**Collected data entries:**
►

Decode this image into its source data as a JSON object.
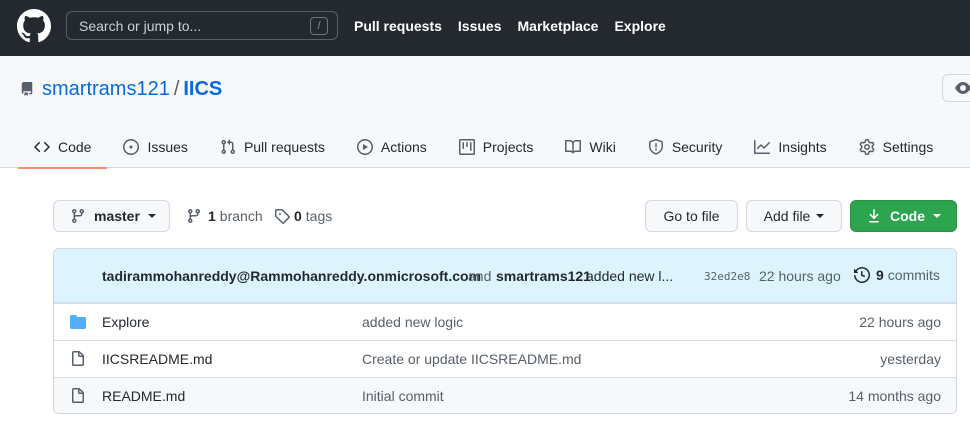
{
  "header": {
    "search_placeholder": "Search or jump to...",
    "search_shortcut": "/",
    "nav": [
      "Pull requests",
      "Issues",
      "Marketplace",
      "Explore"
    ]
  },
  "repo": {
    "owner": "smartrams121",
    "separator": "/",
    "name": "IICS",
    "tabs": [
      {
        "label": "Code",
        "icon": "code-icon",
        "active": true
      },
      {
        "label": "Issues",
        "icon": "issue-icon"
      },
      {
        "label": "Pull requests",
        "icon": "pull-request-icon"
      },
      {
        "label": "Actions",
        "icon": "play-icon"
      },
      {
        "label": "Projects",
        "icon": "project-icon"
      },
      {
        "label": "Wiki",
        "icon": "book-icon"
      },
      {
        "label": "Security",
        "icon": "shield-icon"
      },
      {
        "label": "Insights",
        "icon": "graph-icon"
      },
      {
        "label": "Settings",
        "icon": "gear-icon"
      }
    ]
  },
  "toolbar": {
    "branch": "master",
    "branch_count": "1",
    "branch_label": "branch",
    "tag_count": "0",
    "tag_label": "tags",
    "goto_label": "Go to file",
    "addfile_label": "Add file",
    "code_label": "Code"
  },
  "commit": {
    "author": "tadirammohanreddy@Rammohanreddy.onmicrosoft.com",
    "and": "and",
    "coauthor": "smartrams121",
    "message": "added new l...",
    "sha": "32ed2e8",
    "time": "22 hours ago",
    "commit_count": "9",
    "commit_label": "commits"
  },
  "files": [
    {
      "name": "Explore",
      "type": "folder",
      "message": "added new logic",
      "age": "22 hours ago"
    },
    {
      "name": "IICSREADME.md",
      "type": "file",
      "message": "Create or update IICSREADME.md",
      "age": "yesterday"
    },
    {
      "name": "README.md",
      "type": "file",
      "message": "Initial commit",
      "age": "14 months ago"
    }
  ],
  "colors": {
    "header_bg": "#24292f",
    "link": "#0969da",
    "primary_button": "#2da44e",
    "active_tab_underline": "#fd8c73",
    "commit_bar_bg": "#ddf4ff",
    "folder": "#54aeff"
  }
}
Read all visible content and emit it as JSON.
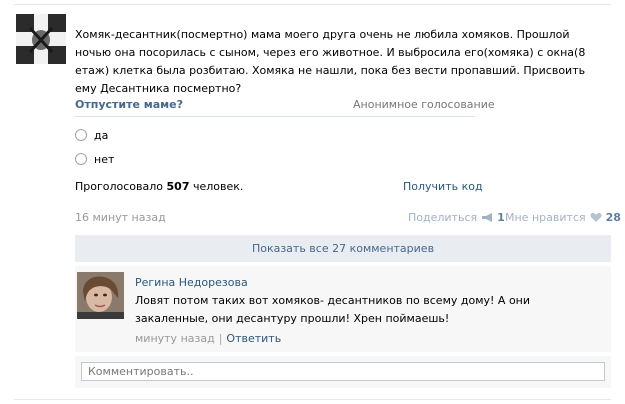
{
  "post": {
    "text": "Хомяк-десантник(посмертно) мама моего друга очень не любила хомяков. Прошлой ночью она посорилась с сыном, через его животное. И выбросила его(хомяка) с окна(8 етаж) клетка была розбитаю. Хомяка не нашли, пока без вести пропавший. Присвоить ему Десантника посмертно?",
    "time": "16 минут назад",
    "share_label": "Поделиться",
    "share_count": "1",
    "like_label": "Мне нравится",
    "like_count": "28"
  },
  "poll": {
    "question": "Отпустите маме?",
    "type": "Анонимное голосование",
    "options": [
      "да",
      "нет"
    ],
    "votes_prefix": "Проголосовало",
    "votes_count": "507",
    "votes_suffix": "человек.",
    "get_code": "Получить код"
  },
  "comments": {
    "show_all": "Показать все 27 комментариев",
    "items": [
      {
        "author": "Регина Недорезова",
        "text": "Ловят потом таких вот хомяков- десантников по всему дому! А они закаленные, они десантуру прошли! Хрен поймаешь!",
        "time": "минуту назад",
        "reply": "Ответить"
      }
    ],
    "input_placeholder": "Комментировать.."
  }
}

◄

**Exercise description:** Output every entry exactly as given; pictures are not part of the copy.

**Full output:**
Decode this image into its source data as a JSON object.
{
  "header": {
    "search_placeholder": "Search or jump to...",
    "search_shortcut": "/",
    "nav": [
      "Pull requests",
      "Issues",
      "Marketplace",
      "Explore"
    ]
  },
  "repo": {
    "owner": "smartrams121",
    "separator": "/",
    "name": "IICS",
    "tabs": [
      {
        "label": "Code",
        "icon": "code-icon",
        "active": true
      },
      {
        "label": "Issues",
        "icon": "issue-icon"
      },
      {
        "label": "Pull requests",
        "icon": "pull-request-icon"
      },
      {
        "label": "Actions",
        "icon": "play-icon"
      },
      {
        "label": "Projects",
        "icon": "project-icon"
      },
      {
        "label": "Wiki",
        "icon": "book-icon"
      },
      {
        "label": "Security",
        "icon": "shield-icon"
      },
      {
        "label": "Insights",
        "icon": "graph-icon"
      },
      {
        "label": "Settings",
        "icon": "gear-icon"
      }
    ]
  },
  "toolbar": {
    "branch": "master",
    "branch_count": "1",
    "branch_label": "branch",
    "tag_count": "0",
    "tag_label": "tags",
    "goto_label": "Go to file",
    "addfile_label": "Add file",
    "code_label": "Code"
  },
  "commit": {
    "author": "tadirammohanreddy@Rammohanreddy.onmicrosoft.com",
    "and": "and",
    "coauthor": "smartrams121",
    "message": "added new l...",
    "sha": "32ed2e8",
    "time": "22 hours ago",
    "commit_count": "9",
    "commit_label": "commits"
  },
  "files": [
    {
      "name": "Explore",
      "type": "folder",
      "message": "added new logic",
      "age": "22 hours ago"
    },
    {
      "name": "IICSREADME.md",
      "type": "file",
      "message": "Create or update IICSREADME.md",
      "age": "yesterday"
    },
    {
      "name": "README.md",
      "type": "file",
      "message": "Initial commit",
      "age": "14 months ago"
    }
  ],
  "colors": {
    "header_bg": "#24292f",
    "link": "#0969da",
    "primary_button": "#2da44e",
    "active_tab_underline": "#fd8c73",
    "commit_bar_bg": "#ddf4ff",
    "folder": "#54aeff"
  }
}
Read all visible content and emit it as JSON.
{
  "post": {
    "text": "Хомяк-десантник(посмертно) мама моего друга очень не любила хомяков. Прошлой ночью она посорилась с сыном, через его животное. И выбросила его(хомяка) с окна(8 етаж) клетка была розбитаю. Хомяка не нашли, пока без вести пропавший. Присвоить ему Десантника посмертно?",
    "time": "16 минут назад",
    "share_label": "Поделиться",
    "share_count": "1",
    "like_label": "Мне нравится",
    "like_count": "28"
  },
  "poll": {
    "question": "Отпустите маме?",
    "type": "Анонимное голосование",
    "options": [
      "да",
      "нет"
    ],
    "votes_prefix": "Проголосовало",
    "votes_count": "507",
    "votes_suffix": "человек.",
    "get_code": "Получить код"
  },
  "comments": {
    "show_all": "Показать все 27 комментариев",
    "items": [
      {
        "author": "Регина Недорезова",
        "text": "Ловят потом таких вот хомяков- десантников по всему дому! А они закаленные, они десантуру прошли! Хрен поймаешь!",
        "time": "минуту назад",
        "reply": "Ответить"
      }
    ],
    "input_placeholder": "Комментировать.."
  }
}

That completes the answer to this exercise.